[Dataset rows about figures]

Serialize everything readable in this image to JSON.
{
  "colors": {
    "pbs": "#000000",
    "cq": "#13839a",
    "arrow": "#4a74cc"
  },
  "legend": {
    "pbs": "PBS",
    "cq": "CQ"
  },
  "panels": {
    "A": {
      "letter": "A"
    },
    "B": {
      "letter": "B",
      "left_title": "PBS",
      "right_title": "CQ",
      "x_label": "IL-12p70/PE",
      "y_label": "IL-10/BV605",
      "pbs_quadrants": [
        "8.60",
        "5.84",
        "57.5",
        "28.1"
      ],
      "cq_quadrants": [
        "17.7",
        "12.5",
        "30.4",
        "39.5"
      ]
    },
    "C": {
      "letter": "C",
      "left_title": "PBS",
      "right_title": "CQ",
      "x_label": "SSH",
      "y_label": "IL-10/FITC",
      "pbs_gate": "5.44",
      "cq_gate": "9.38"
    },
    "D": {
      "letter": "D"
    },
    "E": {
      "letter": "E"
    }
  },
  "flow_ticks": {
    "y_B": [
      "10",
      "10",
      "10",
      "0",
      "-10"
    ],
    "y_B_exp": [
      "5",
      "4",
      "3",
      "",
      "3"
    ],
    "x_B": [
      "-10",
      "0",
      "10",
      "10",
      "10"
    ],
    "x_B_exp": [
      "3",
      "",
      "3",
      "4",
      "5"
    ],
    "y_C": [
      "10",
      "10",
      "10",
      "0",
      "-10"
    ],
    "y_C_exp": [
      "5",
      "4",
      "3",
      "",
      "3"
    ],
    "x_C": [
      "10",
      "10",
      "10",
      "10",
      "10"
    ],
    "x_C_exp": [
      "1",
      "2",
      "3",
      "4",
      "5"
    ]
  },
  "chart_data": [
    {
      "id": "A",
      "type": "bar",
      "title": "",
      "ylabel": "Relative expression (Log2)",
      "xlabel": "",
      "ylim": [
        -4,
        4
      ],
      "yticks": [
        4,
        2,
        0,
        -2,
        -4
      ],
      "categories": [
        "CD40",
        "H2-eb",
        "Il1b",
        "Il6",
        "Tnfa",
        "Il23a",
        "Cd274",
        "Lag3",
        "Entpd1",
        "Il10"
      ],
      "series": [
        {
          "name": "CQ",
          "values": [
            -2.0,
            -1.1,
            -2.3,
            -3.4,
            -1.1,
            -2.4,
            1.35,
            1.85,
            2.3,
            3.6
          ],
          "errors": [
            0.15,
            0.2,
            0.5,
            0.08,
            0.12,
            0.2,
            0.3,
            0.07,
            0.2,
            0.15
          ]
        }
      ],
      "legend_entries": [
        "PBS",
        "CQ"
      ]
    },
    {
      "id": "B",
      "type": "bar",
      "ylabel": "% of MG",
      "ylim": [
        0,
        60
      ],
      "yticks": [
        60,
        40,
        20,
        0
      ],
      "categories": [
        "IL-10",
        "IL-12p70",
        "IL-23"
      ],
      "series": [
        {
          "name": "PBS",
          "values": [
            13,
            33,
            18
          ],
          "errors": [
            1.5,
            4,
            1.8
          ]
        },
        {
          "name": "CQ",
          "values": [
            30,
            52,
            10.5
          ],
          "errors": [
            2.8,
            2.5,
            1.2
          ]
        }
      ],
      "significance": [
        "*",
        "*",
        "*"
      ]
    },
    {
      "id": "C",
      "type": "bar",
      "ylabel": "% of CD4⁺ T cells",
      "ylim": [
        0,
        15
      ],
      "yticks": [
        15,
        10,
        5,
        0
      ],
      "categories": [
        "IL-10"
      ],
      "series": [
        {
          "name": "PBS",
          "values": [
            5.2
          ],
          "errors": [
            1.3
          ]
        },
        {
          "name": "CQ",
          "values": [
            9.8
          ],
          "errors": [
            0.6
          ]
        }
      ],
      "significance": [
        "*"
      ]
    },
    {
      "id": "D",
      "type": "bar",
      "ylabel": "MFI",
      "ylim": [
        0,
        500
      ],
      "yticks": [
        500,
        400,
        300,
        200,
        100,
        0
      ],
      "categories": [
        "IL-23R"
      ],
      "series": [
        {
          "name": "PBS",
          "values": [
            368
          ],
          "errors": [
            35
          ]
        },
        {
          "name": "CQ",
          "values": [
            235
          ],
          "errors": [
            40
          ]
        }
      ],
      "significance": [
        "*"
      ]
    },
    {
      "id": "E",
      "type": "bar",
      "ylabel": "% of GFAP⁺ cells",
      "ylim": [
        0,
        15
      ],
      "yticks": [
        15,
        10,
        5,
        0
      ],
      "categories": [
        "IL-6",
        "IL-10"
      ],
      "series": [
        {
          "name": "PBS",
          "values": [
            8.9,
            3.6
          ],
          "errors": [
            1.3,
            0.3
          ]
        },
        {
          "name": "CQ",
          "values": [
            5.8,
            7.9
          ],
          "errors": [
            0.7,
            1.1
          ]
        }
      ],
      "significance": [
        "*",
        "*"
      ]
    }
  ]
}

> _Task to complete_
Repeat all the lines above, keeping them exactly as they are.

> _Solution to the problem_
Serialize everything readable in this image to JSON.
{
  "colors": {
    "pbs": "#000000",
    "cq": "#13839a",
    "arrow": "#4a74cc"
  },
  "legend": {
    "pbs": "PBS",
    "cq": "CQ"
  },
  "panels": {
    "A": {
      "letter": "A"
    },
    "B": {
      "letter": "B",
      "left_title": "PBS",
      "right_title": "CQ",
      "x_label": "IL-12p70/PE",
      "y_label": "IL-10/BV605",
      "pbs_quadrants": [
        "8.60",
        "5.84",
        "57.5",
        "28.1"
      ],
      "cq_quadrants": [
        "17.7",
        "12.5",
        "30.4",
        "39.5"
      ]
    },
    "C": {
      "letter": "C",
      "left_title": "PBS",
      "right_title": "CQ",
      "x_label": "SSH",
      "y_label": "IL-10/FITC",
      "pbs_gate": "5.44",
      "cq_gate": "9.38"
    },
    "D": {
      "letter": "D"
    },
    "E": {
      "letter": "E"
    }
  },
  "flow_ticks": {
    "y_B": [
      "10",
      "10",
      "10",
      "0",
      "-10"
    ],
    "y_B_exp": [
      "5",
      "4",
      "3",
      "",
      "3"
    ],
    "x_B": [
      "-10",
      "0",
      "10",
      "10",
      "10"
    ],
    "x_B_exp": [
      "3",
      "",
      "3",
      "4",
      "5"
    ],
    "y_C": [
      "10",
      "10",
      "10",
      "0",
      "-10"
    ],
    "y_C_exp": [
      "5",
      "4",
      "3",
      "",
      "3"
    ],
    "x_C": [
      "10",
      "10",
      "10",
      "10",
      "10"
    ],
    "x_C_exp": [
      "1",
      "2",
      "3",
      "4",
      "5"
    ]
  },
  "chart_data": [
    {
      "id": "A",
      "type": "bar",
      "title": "",
      "ylabel": "Relative expression (Log2)",
      "xlabel": "",
      "ylim": [
        -4,
        4
      ],
      "yticks": [
        4,
        2,
        0,
        -2,
        -4
      ],
      "categories": [
        "CD40",
        "H2-eb",
        "Il1b",
        "Il6",
        "Tnfa",
        "Il23a",
        "Cd274",
        "Lag3",
        "Entpd1",
        "Il10"
      ],
      "series": [
        {
          "name": "CQ",
          "values": [
            -2.0,
            -1.1,
            -2.3,
            -3.4,
            -1.1,
            -2.4,
            1.35,
            1.85,
            2.3,
            3.6
          ],
          "errors": [
            0.15,
            0.2,
            0.5,
            0.08,
            0.12,
            0.2,
            0.3,
            0.07,
            0.2,
            0.15
          ]
        }
      ],
      "legend_entries": [
        "PBS",
        "CQ"
      ]
    },
    {
      "id": "B",
      "type": "bar",
      "ylabel": "% of MG",
      "ylim": [
        0,
        60
      ],
      "yticks": [
        60,
        40,
        20,
        0
      ],
      "categories": [
        "IL-10",
        "IL-12p70",
        "IL-23"
      ],
      "series": [
        {
          "name": "PBS",
          "values": [
            13,
            33,
            18
          ],
          "errors": [
            1.5,
            4,
            1.8
          ]
        },
        {
          "name": "CQ",
          "values": [
            30,
            52,
            10.5
          ],
          "errors": [
            2.8,
            2.5,
            1.2
          ]
        }
      ],
      "significance": [
        "*",
        "*",
        "*"
      ]
    },
    {
      "id": "C",
      "type": "bar",
      "ylabel": "% of CD4⁺ T cells",
      "ylim": [
        0,
        15
      ],
      "yticks": [
        15,
        10,
        5,
        0
      ],
      "categories": [
        "IL-10"
      ],
      "series": [
        {
          "name": "PBS",
          "values": [
            5.2
          ],
          "errors": [
            1.3
          ]
        },
        {
          "name": "CQ",
          "values": [
            9.8
          ],
          "errors": [
            0.6
          ]
        }
      ],
      "significance": [
        "*"
      ]
    },
    {
      "id": "D",
      "type": "bar",
      "ylabel": "MFI",
      "ylim": [
        0,
        500
      ],
      "yticks": [
        500,
        400,
        300,
        200,
        100,
        0
      ],
      "categories": [
        "IL-23R"
      ],
      "series": [
        {
          "name": "PBS",
          "values": [
            368
          ],
          "errors": [
            35
          ]
        },
        {
          "name": "CQ",
          "values": [
            235
          ],
          "errors": [
            40
          ]
        }
      ],
      "significance": [
        "*"
      ]
    },
    {
      "id": "E",
      "type": "bar",
      "ylabel": "% of GFAP⁺ cells",
      "ylim": [
        0,
        15
      ],
      "yticks": [
        15,
        10,
        5,
        0
      ],
      "categories": [
        "IL-6",
        "IL-10"
      ],
      "series": [
        {
          "name": "PBS",
          "values": [
            8.9,
            3.6
          ],
          "errors": [
            1.3,
            0.3
          ]
        },
        {
          "name": "CQ",
          "values": [
            5.8,
            7.9
          ],
          "errors": [
            0.7,
            1.1
          ]
        }
      ],
      "significance": [
        "*",
        "*"
      ]
    }
  ]
}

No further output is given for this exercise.